WRITTEN EXERCISE: Some lines in the listing below may include the string "Forum". How many are there? Give only the number.
[start DATASET ENTRIES]
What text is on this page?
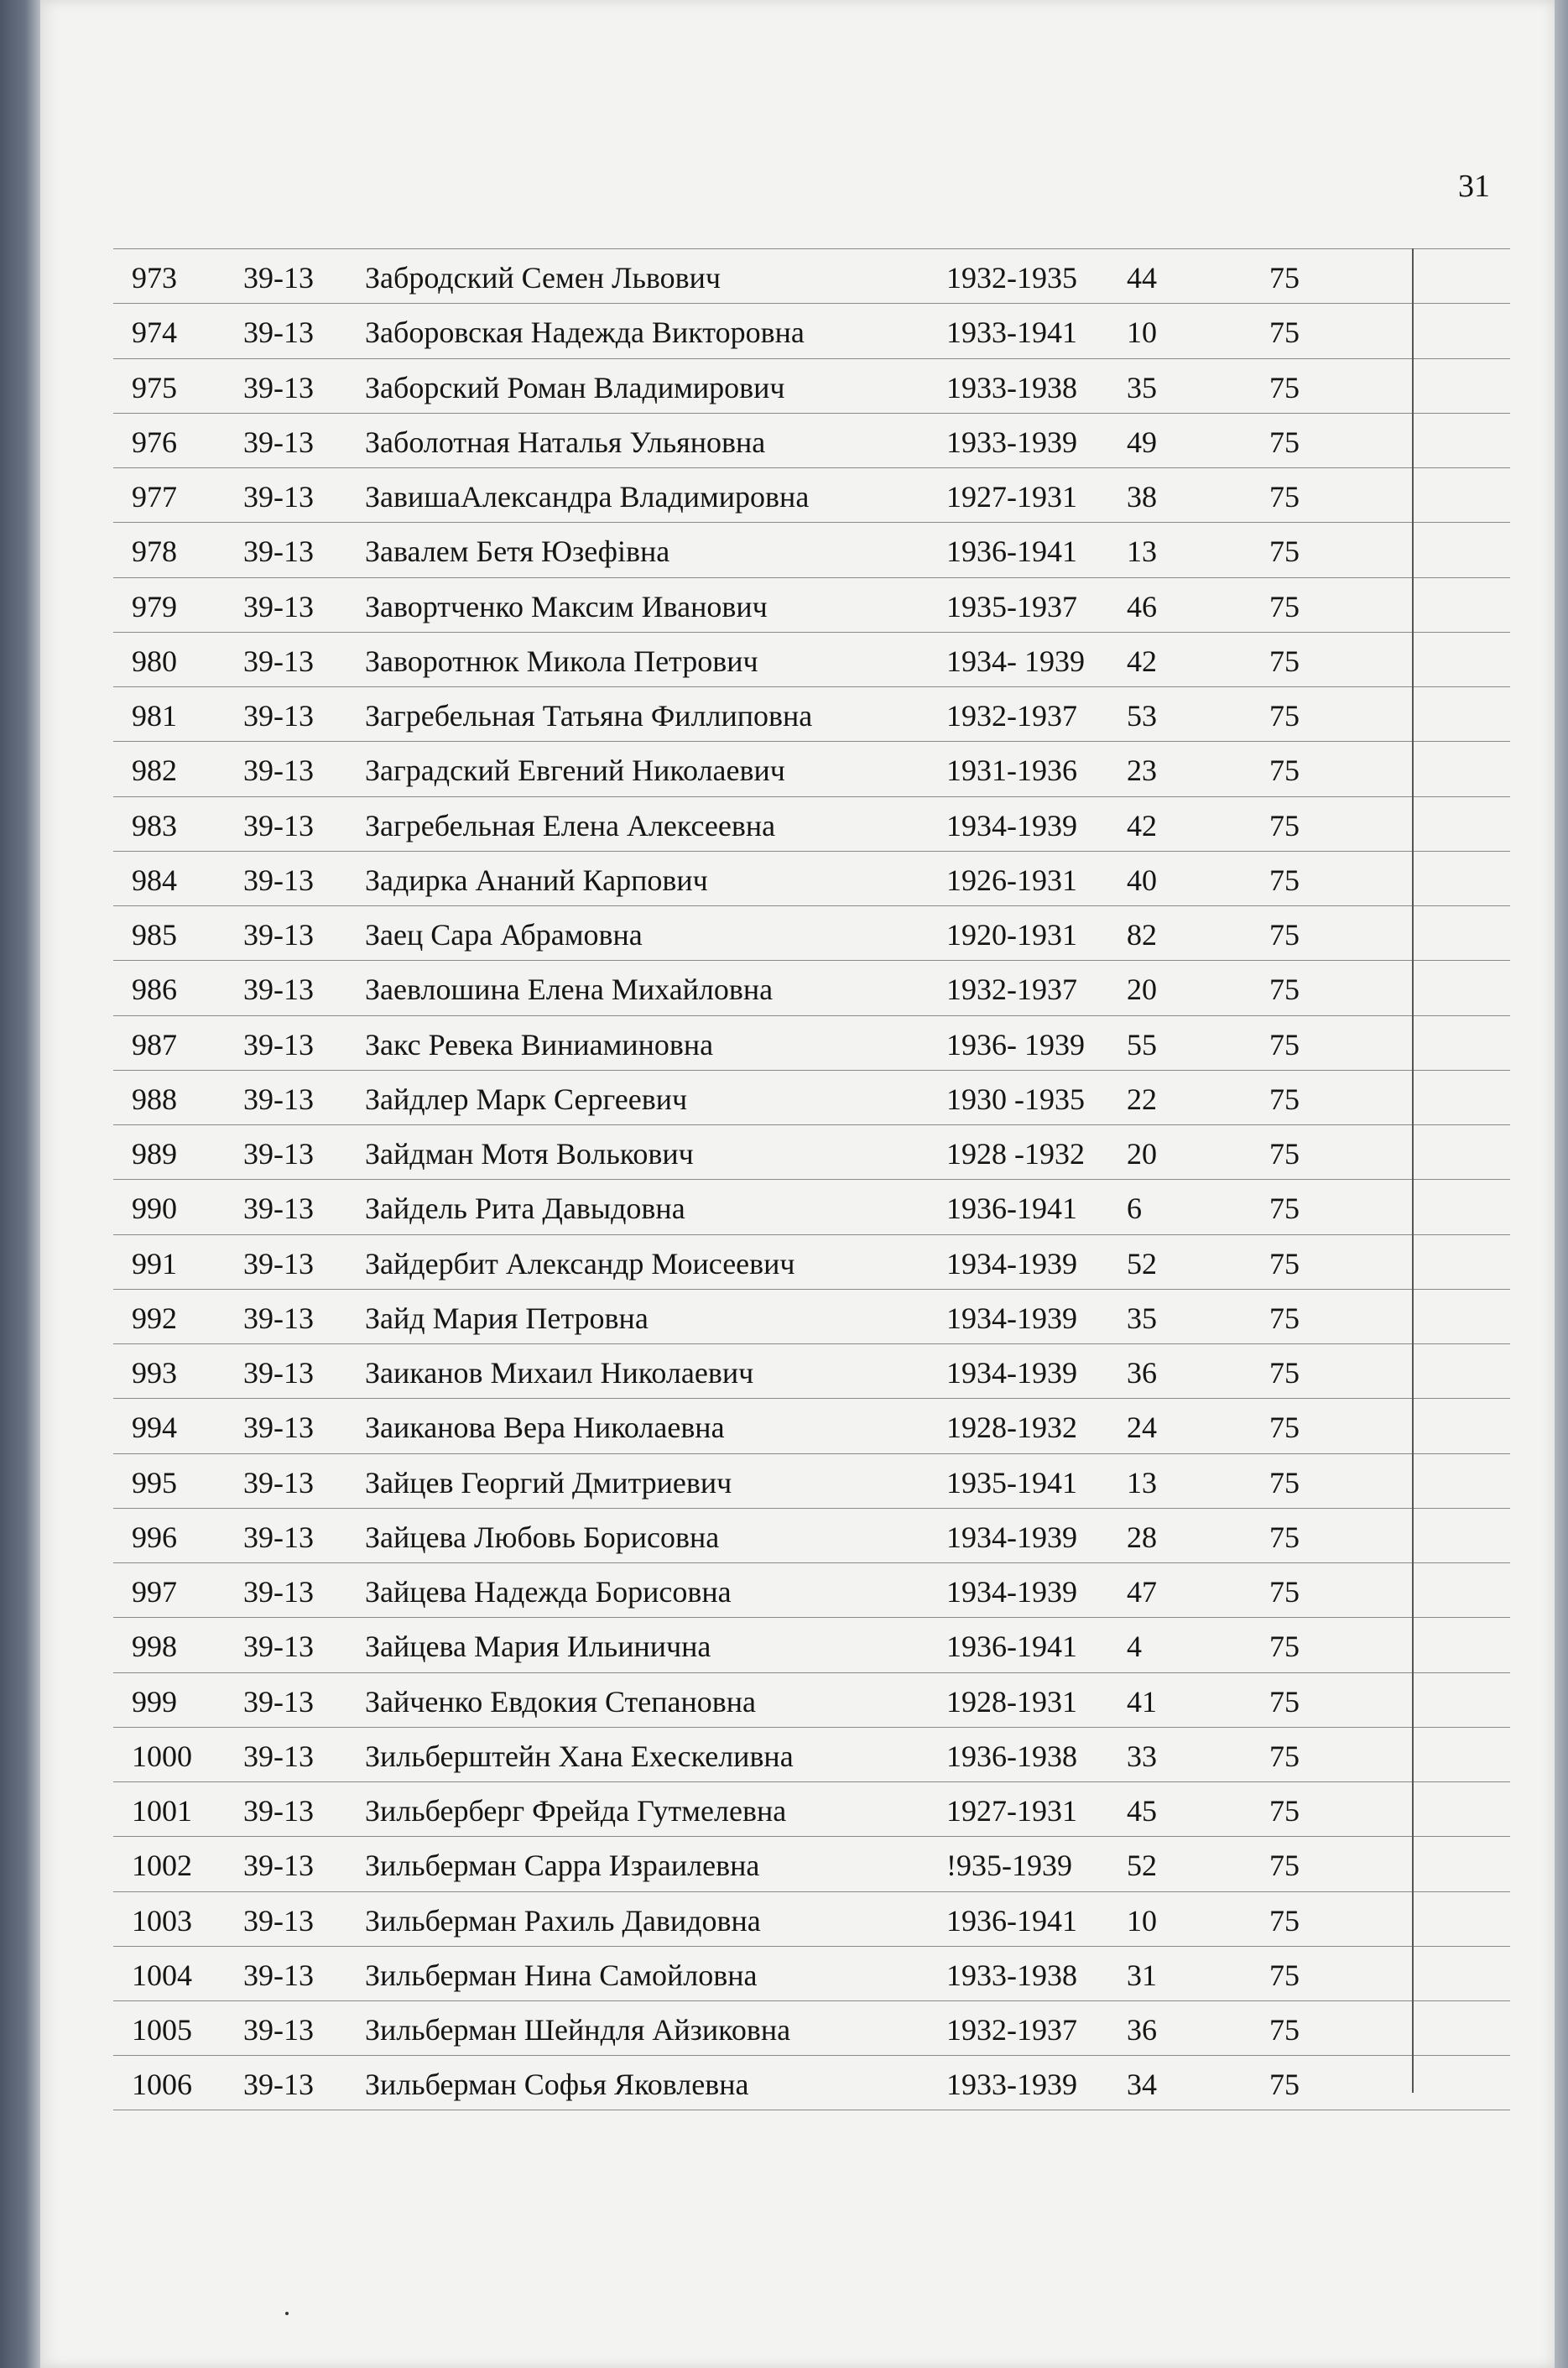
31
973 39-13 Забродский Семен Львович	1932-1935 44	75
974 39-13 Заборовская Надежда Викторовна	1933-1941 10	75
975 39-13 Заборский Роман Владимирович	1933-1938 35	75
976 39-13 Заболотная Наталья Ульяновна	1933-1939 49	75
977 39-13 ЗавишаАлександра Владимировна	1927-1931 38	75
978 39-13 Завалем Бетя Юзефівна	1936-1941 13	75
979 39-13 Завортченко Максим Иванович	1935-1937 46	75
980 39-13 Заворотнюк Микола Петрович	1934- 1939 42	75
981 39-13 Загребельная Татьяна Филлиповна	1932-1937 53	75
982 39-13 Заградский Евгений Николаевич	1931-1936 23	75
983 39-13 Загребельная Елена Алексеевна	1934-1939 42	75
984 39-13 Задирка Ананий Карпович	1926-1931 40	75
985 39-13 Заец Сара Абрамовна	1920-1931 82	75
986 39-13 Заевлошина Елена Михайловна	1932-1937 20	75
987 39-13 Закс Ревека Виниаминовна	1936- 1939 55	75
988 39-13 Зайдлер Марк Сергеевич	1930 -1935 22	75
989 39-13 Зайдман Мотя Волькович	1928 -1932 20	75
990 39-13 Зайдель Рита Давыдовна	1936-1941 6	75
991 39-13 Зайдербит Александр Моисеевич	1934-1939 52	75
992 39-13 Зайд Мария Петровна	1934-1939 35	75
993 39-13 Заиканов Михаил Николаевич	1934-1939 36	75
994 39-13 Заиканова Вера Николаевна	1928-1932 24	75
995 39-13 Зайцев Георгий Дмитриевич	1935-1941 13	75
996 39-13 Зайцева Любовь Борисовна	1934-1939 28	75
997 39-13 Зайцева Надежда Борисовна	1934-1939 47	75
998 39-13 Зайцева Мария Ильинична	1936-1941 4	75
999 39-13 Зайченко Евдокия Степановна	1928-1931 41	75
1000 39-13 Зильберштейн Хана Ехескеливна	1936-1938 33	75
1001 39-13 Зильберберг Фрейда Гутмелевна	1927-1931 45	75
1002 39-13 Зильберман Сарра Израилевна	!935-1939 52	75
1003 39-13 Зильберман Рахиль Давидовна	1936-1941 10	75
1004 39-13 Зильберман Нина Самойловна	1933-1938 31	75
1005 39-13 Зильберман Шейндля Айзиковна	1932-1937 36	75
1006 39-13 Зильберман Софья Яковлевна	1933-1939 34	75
[end DATASET ENTRIES]
[start DATASET ENTRIES]
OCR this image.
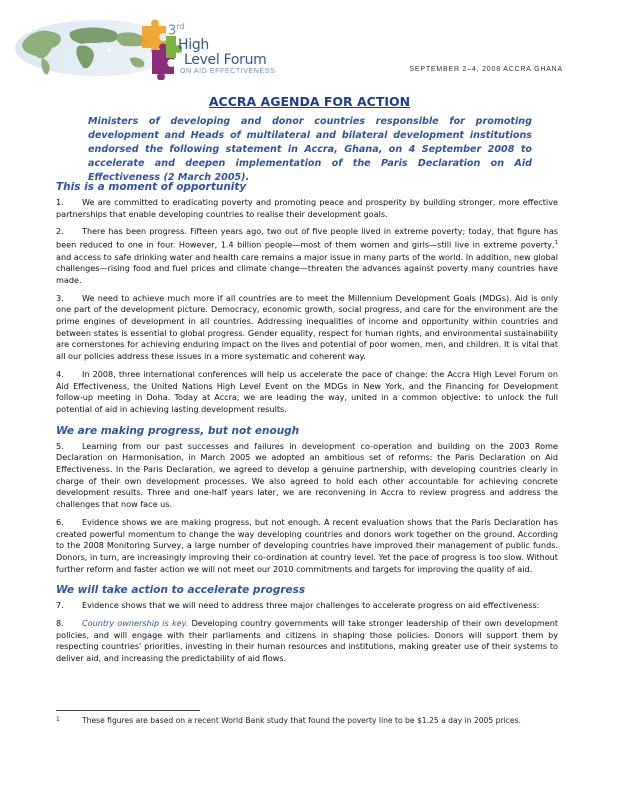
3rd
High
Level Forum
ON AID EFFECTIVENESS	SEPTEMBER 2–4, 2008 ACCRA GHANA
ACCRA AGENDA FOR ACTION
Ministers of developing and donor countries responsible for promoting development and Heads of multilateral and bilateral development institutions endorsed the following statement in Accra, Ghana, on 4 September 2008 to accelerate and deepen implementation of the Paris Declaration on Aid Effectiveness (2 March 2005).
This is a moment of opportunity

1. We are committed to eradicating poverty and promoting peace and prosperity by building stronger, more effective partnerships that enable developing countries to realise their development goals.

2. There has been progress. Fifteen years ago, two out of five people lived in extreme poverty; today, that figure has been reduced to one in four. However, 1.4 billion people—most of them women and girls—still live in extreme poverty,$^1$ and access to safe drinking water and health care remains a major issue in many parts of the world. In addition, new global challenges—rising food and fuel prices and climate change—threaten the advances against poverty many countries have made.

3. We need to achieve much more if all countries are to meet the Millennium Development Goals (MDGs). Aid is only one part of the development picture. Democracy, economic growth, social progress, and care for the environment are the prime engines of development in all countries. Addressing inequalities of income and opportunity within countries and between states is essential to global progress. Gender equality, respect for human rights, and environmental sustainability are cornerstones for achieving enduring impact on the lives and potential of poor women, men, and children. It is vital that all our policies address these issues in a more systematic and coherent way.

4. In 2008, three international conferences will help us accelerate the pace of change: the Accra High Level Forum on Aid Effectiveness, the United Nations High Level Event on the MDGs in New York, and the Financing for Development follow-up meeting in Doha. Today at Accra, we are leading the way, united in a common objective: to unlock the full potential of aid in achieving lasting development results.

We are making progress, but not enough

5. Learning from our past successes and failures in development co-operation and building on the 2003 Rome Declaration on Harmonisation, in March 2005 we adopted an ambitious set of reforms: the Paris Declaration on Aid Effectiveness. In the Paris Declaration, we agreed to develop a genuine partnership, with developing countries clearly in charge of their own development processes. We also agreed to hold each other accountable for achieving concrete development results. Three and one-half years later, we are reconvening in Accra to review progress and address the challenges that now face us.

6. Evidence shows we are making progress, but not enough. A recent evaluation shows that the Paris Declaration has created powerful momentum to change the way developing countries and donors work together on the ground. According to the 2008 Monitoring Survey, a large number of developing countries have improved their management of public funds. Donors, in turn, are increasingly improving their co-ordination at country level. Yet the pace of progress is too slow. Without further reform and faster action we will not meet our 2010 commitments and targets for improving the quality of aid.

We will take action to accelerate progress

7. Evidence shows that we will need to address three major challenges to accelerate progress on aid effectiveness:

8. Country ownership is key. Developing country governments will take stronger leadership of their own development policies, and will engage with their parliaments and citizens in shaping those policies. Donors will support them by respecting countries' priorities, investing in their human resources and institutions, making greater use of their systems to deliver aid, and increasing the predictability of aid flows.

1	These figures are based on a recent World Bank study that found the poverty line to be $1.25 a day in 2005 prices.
[end DATASET ENTRIES]
EXPECTED ANSWER: 2